┌────────

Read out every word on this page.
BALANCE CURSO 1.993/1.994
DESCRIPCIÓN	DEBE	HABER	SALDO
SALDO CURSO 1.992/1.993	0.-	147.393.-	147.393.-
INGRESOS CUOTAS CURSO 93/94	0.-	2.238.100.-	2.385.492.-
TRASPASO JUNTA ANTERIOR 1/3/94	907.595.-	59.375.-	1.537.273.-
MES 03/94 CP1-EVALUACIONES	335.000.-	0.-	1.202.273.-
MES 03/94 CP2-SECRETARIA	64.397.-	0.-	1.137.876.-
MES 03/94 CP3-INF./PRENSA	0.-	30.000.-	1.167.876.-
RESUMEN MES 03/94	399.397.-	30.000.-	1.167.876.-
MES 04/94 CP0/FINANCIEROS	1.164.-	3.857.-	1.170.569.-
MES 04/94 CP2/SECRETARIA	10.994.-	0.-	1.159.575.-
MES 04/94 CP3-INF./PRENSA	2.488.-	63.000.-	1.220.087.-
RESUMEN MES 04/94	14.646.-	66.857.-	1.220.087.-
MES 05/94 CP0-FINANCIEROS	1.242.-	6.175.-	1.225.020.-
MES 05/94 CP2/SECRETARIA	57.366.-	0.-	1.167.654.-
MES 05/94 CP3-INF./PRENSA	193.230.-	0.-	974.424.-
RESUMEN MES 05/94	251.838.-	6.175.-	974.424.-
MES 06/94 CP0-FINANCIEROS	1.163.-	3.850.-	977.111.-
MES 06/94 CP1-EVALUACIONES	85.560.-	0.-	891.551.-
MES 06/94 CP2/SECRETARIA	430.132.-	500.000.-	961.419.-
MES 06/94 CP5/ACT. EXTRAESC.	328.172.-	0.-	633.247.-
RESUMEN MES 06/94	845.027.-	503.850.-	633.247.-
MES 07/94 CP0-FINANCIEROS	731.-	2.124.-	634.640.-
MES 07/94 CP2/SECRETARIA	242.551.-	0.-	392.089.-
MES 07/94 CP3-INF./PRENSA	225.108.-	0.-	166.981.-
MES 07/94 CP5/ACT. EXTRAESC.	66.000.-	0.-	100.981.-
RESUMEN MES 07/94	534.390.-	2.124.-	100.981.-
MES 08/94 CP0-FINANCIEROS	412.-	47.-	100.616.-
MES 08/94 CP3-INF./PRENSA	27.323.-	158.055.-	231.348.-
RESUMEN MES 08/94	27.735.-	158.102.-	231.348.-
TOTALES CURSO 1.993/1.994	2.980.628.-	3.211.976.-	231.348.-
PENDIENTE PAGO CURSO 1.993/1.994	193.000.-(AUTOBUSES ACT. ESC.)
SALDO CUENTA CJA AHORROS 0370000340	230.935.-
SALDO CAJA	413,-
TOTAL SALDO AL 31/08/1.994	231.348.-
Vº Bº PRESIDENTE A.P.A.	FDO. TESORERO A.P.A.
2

└────────

(Brief) Transcribe the entire listing above precisely.

(Full response)
Read out every word on this page.
BALANCE CURSO 1.993/1.994
DESCRIPCIÓN	DEBE	HABER	SALDO
SALDO CURSO 1.992/1.993	0.-	147.393.-	147.393.-
INGRESOS CUOTAS CURSO 93/94	0.-	2.238.100.-	2.385.492.-
TRASPASO JUNTA ANTERIOR 1/3/94	907.595.-	59.375.-	1.537.273.-
MES 03/94 CP1-EVALUACIONES	335.000.-	0.-	1.202.273.-
MES 03/94 CP2-SECRETARIA	64.397.-	0.-	1.137.876.-
MES 03/94 CP3-INF./PRENSA	0.-	30.000.-	1.167.876.-
RESUMEN MES 03/94	399.397.-	30.000.-	1.167.876.-
MES 04/94 CP0/FINANCIEROS	1.164.-	3.857.-	1.170.569.-
MES 04/94 CP2/SECRETARIA	10.994.-	0.-	1.159.575.-
MES 04/94 CP3-INF./PRENSA	2.488.-	63.000.-	1.220.087.-
RESUMEN MES 04/94	14.646.-	66.857.-	1.220.087.-
MES 05/94 CP0-FINANCIEROS	1.242.-	6.175.-	1.225.020.-
MES 05/94 CP2/SECRETARIA	57.366.-	0.-	1.167.654.-
MES 05/94 CP3-INF./PRENSA	193.230.-	0.-	974.424.-
RESUMEN MES 05/94	251.838.-	6.175.-	974.424.-
MES 06/94 CP0-FINANCIEROS	1.163.-	3.850.-	977.111.-
MES 06/94 CP1-EVALUACIONES	85.560.-	0.-	891.551.-
MES 06/94 CP2/SECRETARIA	430.132.-	500.000.-	961.419.-
MES 06/94 CP5/ACT. EXTRAESC.	328.172.-	0.-	633.247.-
RESUMEN MES 06/94	845.027.-	503.850.-	633.247.-
MES 07/94 CP0-FINANCIEROS	731.-	2.124.-	634.640.-
MES 07/94 CP2/SECRETARIA	242.551.-	0.-	392.089.-
MES 07/94 CP3-INF./PRENSA	225.108.-	0.-	166.981.-
MES 07/94 CP5/ACT. EXTRAESC.	66.000.-	0.-	100.981.-
RESUMEN MES 07/94	534.390.-	2.124.-	100.981.-
MES 08/94 CP0-FINANCIEROS	412.-	47.-	100.616.-
MES 08/94 CP3-INF./PRENSA	27.323.-	158.055.-	231.348.-
RESUMEN MES 08/94	27.735.-	158.102.-	231.348.-
TOTALES CURSO 1.993/1.994	2.980.628.-	3.211.976.-	231.348.-
PENDIENTE PAGO CURSO 1.993/1.994	193.000.-(AUTOBUSES ACT. ESC.)
SALDO CUENTA CJA AHORROS 0370000340	230.935.-
SALDO CAJA	413,-
TOTAL SALDO AL 31/08/1.994	231.348.-
Vº Bº PRESIDENTE A.P.A.	FDO. TESORERO A.P.A.
2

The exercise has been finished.